_Information given_
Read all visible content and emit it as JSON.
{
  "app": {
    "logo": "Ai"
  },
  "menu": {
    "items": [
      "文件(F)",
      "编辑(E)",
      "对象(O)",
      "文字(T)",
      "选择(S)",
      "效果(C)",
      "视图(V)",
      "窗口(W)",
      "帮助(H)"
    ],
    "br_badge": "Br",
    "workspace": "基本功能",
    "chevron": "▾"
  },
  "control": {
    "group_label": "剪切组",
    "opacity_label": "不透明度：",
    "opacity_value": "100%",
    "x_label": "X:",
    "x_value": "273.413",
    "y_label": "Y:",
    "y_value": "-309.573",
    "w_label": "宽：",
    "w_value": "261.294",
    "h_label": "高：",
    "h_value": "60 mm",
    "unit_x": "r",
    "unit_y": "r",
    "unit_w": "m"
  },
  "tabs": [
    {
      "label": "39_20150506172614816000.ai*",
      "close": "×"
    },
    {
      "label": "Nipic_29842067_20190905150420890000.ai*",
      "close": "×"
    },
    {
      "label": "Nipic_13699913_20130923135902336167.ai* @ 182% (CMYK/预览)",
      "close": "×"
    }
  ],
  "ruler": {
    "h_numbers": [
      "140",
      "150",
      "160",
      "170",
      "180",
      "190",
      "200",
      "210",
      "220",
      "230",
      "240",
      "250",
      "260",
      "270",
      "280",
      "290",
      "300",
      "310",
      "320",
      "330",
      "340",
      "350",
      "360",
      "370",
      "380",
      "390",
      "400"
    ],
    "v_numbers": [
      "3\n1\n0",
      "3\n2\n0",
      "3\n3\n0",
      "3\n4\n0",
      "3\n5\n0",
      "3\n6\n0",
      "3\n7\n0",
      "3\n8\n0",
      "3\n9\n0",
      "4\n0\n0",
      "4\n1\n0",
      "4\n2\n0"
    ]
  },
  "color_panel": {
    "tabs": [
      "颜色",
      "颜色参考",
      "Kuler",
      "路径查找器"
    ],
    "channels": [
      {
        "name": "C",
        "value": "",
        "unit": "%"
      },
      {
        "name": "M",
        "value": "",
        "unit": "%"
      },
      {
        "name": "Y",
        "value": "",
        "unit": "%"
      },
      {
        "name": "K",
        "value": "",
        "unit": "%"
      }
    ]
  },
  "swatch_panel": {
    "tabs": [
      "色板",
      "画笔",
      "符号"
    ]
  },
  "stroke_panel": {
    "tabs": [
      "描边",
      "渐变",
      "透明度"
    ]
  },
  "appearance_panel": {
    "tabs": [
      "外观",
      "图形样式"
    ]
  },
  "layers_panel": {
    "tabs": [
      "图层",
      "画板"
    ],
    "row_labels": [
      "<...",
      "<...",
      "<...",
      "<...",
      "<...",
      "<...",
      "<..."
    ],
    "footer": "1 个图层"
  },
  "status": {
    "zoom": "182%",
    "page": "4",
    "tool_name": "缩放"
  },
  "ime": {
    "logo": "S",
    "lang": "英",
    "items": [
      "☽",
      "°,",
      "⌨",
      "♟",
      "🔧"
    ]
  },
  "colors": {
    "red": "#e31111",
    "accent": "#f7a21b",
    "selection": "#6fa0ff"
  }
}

_Exercise_
Retype the listing. Match it exactly.

_Final result_
Read all visible content and emit it as JSON.
{
  "app": {
    "logo": "Ai"
  },
  "menu": {
    "items": [
      "文件(F)",
      "编辑(E)",
      "对象(O)",
      "文字(T)",
      "选择(S)",
      "效果(C)",
      "视图(V)",
      "窗口(W)",
      "帮助(H)"
    ],
    "br_badge": "Br",
    "workspace": "基本功能",
    "chevron": "▾"
  },
  "control": {
    "group_label": "剪切组",
    "opacity_label": "不透明度：",
    "opacity_value": "100%",
    "x_label": "X:",
    "x_value": "273.413",
    "y_label": "Y:",
    "y_value": "-309.573",
    "w_label": "宽：",
    "w_value": "261.294",
    "h_label": "高：",
    "h_value": "60 mm",
    "unit_x": "r",
    "unit_y": "r",
    "unit_w": "m"
  },
  "tabs": [
    {
      "label": "39_20150506172614816000.ai*",
      "close": "×"
    },
    {
      "label": "Nipic_29842067_20190905150420890000.ai*",
      "close": "×"
    },
    {
      "label": "Nipic_13699913_20130923135902336167.ai* @ 182% (CMYK/预览)",
      "close": "×"
    }
  ],
  "ruler": {
    "h_numbers": [
      "140",
      "150",
      "160",
      "170",
      "180",
      "190",
      "200",
      "210",
      "220",
      "230",
      "240",
      "250",
      "260",
      "270",
      "280",
      "290",
      "300",
      "310",
      "320",
      "330",
      "340",
      "350",
      "360",
      "370",
      "380",
      "390",
      "400"
    ],
    "v_numbers": [
      "3\n1\n0",
      "3\n2\n0",
      "3\n3\n0",
      "3\n4\n0",
      "3\n5\n0",
      "3\n6\n0",
      "3\n7\n0",
      "3\n8\n0",
      "3\n9\n0",
      "4\n0\n0",
      "4\n1\n0",
      "4\n2\n0"
    ]
  },
  "color_panel": {
    "tabs": [
      "颜色",
      "颜色参考",
      "Kuler",
      "路径查找器"
    ],
    "channels": [
      {
        "name": "C",
        "value": "",
        "unit": "%"
      },
      {
        "name": "M",
        "value": "",
        "unit": "%"
      },
      {
        "name": "Y",
        "value": "",
        "unit": "%"
      },
      {
        "name": "K",
        "value": "",
        "unit": "%"
      }
    ]
  },
  "swatch_panel": {
    "tabs": [
      "色板",
      "画笔",
      "符号"
    ]
  },
  "stroke_panel": {
    "tabs": [
      "描边",
      "渐变",
      "透明度"
    ]
  },
  "appearance_panel": {
    "tabs": [
      "外观",
      "图形样式"
    ]
  },
  "layers_panel": {
    "tabs": [
      "图层",
      "画板"
    ],
    "row_labels": [
      "<...",
      "<...",
      "<...",
      "<...",
      "<...",
      "<...",
      "<..."
    ],
    "footer": "1 个图层"
  },
  "status": {
    "zoom": "182%",
    "page": "4",
    "tool_name": "缩放"
  },
  "ime": {
    "logo": "S",
    "lang": "英",
    "items": [
      "☽",
      "°,",
      "⌨",
      "♟",
      "🔧"
    ]
  },
  "colors": {
    "red": "#e31111",
    "accent": "#f7a21b",
    "selection": "#6fa0ff"
  }
}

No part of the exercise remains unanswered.